TRECHO FORNECIDO:
● ● ●

Engraçado que Bombinhas se emancipou de Porto Belo, mas hoje já parece até mais rica e estruturada que sua antiga cidade-mãe.

O astral de Bombinhas é maravilhoso, em qualquer época do ano, embora nas temporadas seja algo 'badalado' demais pro meu gosto, mas mesmo assim é ótimo de ir.

O litoral de Santa Catarina é maravilhoso, na minha opinião, o melhor litoral do país, oferecendo um mix de cidades turísticas, bem estruturadas, seguras, e com boa infra-estrutura, além da diversidade de praias, paisagens, arquitetura, e "vibes"...


----------



## Geoce (Sep 11, 2007)

Caramba, Ice. Sério, não me lembro de nenhum outro thread de Bombinhas capaz de superar esse seu. E também um dos teus melhores threads geral. Senti falta tão somente de 4 Ilhas.

Sou pra lá de suspeito em elogiar Bombinhas. Em que pese o acesso mais do que defasado, chegando à cidade, o tempo no carro compensa.

Bombinhas é um verdadeiro canteiro de obras em termos de baixinhos e tá vindo uma leva muito bonita, de bom gosto.

E sei lá, ela tem uma vibe muito dela, muito alegre, gostosa, leve. Até os prédios, por mais bregas que sejam, refletem essa alegria que lhe é natural.

Uma das metas de aposentadoria é ter um canto em Bombinhas. Amo esse lugar.

● ● ●

LINHAS DE DADOS:
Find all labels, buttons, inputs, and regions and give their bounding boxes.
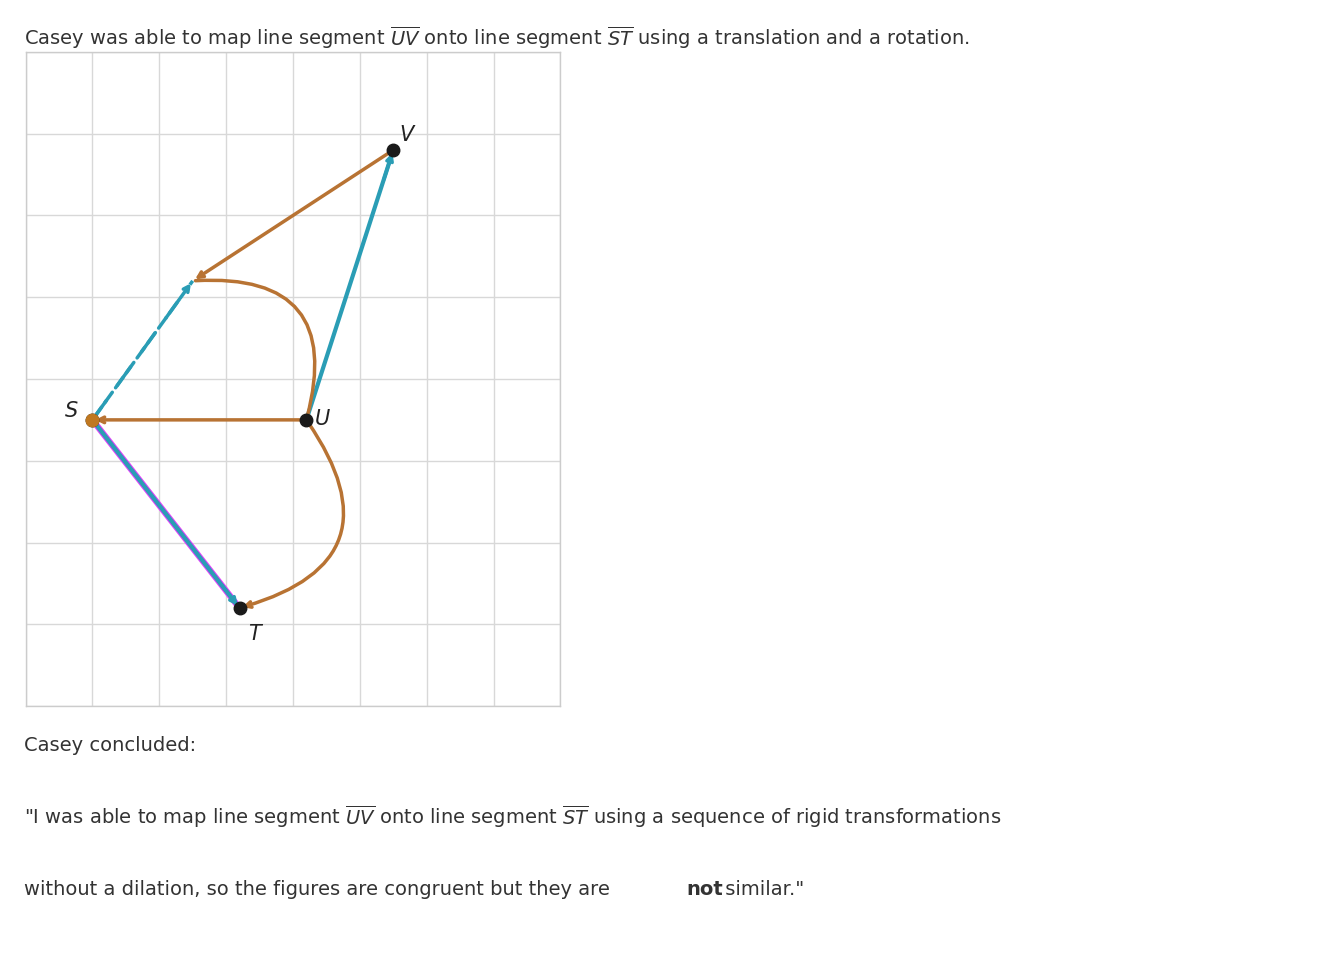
Text: similar.": similar." [719,879,804,899]
Text: $\mathit{T}$: $\mathit{T}$ [247,624,263,643]
Text: without a dilation, so the figures are congruent but they are: without a dilation, so the figures are c… [24,879,617,899]
Text: Casey concluded:: Casey concluded: [24,735,196,754]
Text: not: not [687,879,723,899]
Text: "I was able to map line segment $\overline{UV}$ onto line segment $\overline{ST}: "I was able to map line segment $\overli… [24,802,1001,829]
Text: $\mathit{V}$: $\mathit{V}$ [399,125,417,145]
Text: $\mathit{U}$: $\mathit{U}$ [314,408,331,429]
Text: $\mathit{S}$: $\mathit{S}$ [65,401,79,420]
Text: Casey was able to map line segment $\overline{UV}$ onto line segment $\overline{: Casey was able to map line segment $\ove… [24,24,970,51]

● ● ●

OBJETIVO DO EXERCÍCIO: Por favor, copie sem alterações o texto sobre Bombinhas, desde "Engraçado que Bombinhas" até "(Sep 11, 2007)", incluindo essas palavras.

RESPOSTA COMPLETA:
Engraçado que Bombinhas se emancipou de Porto Belo, mas hoje já parece até mais rica e estruturada que sua antiga cidade-mãe.

O astral de Bombinhas é maravilhoso, em qualquer época do ano, embora nas temporadas seja algo 'badalado' demais pro meu gosto, mas mesmo assim é ótimo de ir.

O litoral de Santa Catarina é maravilhoso, na minha opinião, o melhor litoral do país, oferecendo um mix de cidades turísticas, bem estruturadas, seguras, e com boa infra-estrutura, além da diversidade de praias, paisagens, arquitetura, e "vibes"...


----------



## Geoce (Sep 11, 2007)